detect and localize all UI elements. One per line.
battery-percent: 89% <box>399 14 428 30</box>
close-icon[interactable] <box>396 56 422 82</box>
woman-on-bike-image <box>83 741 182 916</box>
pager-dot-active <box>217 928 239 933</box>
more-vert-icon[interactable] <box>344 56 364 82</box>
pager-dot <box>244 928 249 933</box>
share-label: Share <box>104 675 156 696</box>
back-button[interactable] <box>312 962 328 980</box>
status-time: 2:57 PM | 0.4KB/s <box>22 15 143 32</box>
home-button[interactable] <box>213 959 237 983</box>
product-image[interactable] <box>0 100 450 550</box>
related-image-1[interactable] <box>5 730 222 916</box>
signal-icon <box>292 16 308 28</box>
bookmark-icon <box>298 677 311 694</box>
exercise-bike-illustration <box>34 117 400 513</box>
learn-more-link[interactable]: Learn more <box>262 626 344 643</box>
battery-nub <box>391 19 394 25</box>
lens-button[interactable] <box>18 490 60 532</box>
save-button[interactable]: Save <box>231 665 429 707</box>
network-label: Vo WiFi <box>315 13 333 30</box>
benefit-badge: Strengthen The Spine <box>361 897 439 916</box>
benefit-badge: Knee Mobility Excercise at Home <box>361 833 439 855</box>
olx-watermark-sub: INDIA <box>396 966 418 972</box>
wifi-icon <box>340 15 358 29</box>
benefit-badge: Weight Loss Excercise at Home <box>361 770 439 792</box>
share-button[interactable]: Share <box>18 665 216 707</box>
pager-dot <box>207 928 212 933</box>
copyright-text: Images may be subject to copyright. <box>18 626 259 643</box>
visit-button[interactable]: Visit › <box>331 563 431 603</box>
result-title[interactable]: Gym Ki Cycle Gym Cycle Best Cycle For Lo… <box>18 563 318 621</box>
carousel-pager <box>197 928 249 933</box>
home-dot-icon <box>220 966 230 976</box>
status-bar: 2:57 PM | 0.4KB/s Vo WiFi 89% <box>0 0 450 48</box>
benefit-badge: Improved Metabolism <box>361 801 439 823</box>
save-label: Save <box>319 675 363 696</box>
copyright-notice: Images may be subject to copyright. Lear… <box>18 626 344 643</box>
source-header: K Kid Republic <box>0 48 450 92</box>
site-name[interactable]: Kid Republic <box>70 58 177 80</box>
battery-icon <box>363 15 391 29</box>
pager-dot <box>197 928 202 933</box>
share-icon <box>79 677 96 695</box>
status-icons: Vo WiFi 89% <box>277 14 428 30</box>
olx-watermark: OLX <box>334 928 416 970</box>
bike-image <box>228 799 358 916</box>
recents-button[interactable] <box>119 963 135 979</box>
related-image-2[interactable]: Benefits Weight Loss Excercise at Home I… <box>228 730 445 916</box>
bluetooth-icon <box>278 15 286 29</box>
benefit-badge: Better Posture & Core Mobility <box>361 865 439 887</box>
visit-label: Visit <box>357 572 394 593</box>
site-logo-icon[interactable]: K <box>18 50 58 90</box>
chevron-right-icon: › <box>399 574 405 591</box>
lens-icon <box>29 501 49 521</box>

##########

**Written problem:**
Reproduce every line of the item above verbatim, in the same order, without changing anything.

**Expected output:**
detect and localize all UI elements. One per line.
battery-percent: 89% <box>399 14 428 30</box>
close-icon[interactable] <box>396 56 422 82</box>
woman-on-bike-image <box>83 741 182 916</box>
pager-dot-active <box>217 928 239 933</box>
more-vert-icon[interactable] <box>344 56 364 82</box>
pager-dot <box>244 928 249 933</box>
share-label: Share <box>104 675 156 696</box>
back-button[interactable] <box>312 962 328 980</box>
status-time: 2:57 PM | 0.4KB/s <box>22 15 143 32</box>
home-button[interactable] <box>213 959 237 983</box>
product-image[interactable] <box>0 100 450 550</box>
related-image-1[interactable] <box>5 730 222 916</box>
signal-icon <box>292 16 308 28</box>
bookmark-icon <box>298 677 311 694</box>
exercise-bike-illustration <box>34 117 400 513</box>
learn-more-link[interactable]: Learn more <box>262 626 344 643</box>
battery-nub <box>391 19 394 25</box>
lens-button[interactable] <box>18 490 60 532</box>
save-button[interactable]: Save <box>231 665 429 707</box>
network-label: Vo WiFi <box>315 13 333 30</box>
benefit-badge: Strengthen The Spine <box>361 897 439 916</box>
benefit-badge: Knee Mobility Excercise at Home <box>361 833 439 855</box>
olx-watermark-sub: INDIA <box>396 966 418 972</box>
wifi-icon <box>340 15 358 29</box>
benefit-badge: Weight Loss Excercise at Home <box>361 770 439 792</box>
share-button[interactable]: Share <box>18 665 216 707</box>
pager-dot <box>207 928 212 933</box>
copyright-text: Images may be subject to copyright. <box>18 626 259 643</box>
visit-button[interactable]: Visit › <box>331 563 431 603</box>
result-title[interactable]: Gym Ki Cycle Gym Cycle Best Cycle For Lo… <box>18 563 318 621</box>
carousel-pager <box>197 928 249 933</box>
home-dot-icon <box>220 966 230 976</box>
status-bar: 2:57 PM | 0.4KB/s Vo WiFi 89% <box>0 0 450 48</box>
benefit-badge: Improved Metabolism <box>361 801 439 823</box>
save-label: Save <box>319 675 363 696</box>
copyright-notice: Images may be subject to copyright. Lear… <box>18 626 344 643</box>
source-header: K Kid Republic <box>0 48 450 92</box>
site-name[interactable]: Kid Republic <box>70 58 177 80</box>
battery-icon <box>363 15 391 29</box>
pager-dot <box>197 928 202 933</box>
share-icon <box>79 677 96 695</box>
status-icons: Vo WiFi 89% <box>277 14 428 30</box>
olx-watermark: OLX <box>334 928 416 970</box>
bike-image <box>228 799 358 916</box>
recents-button[interactable] <box>119 963 135 979</box>
related-image-2[interactable]: Benefits Weight Loss Excercise at Home I… <box>228 730 445 916</box>
bluetooth-icon <box>278 15 286 29</box>
benefit-badge: Better Posture & Core Mobility <box>361 865 439 887</box>
visit-label: Visit <box>357 572 394 593</box>
site-logo-icon[interactable]: K <box>18 50 58 90</box>
chevron-right-icon: › <box>399 574 405 591</box>
lens-icon <box>29 501 49 521</box>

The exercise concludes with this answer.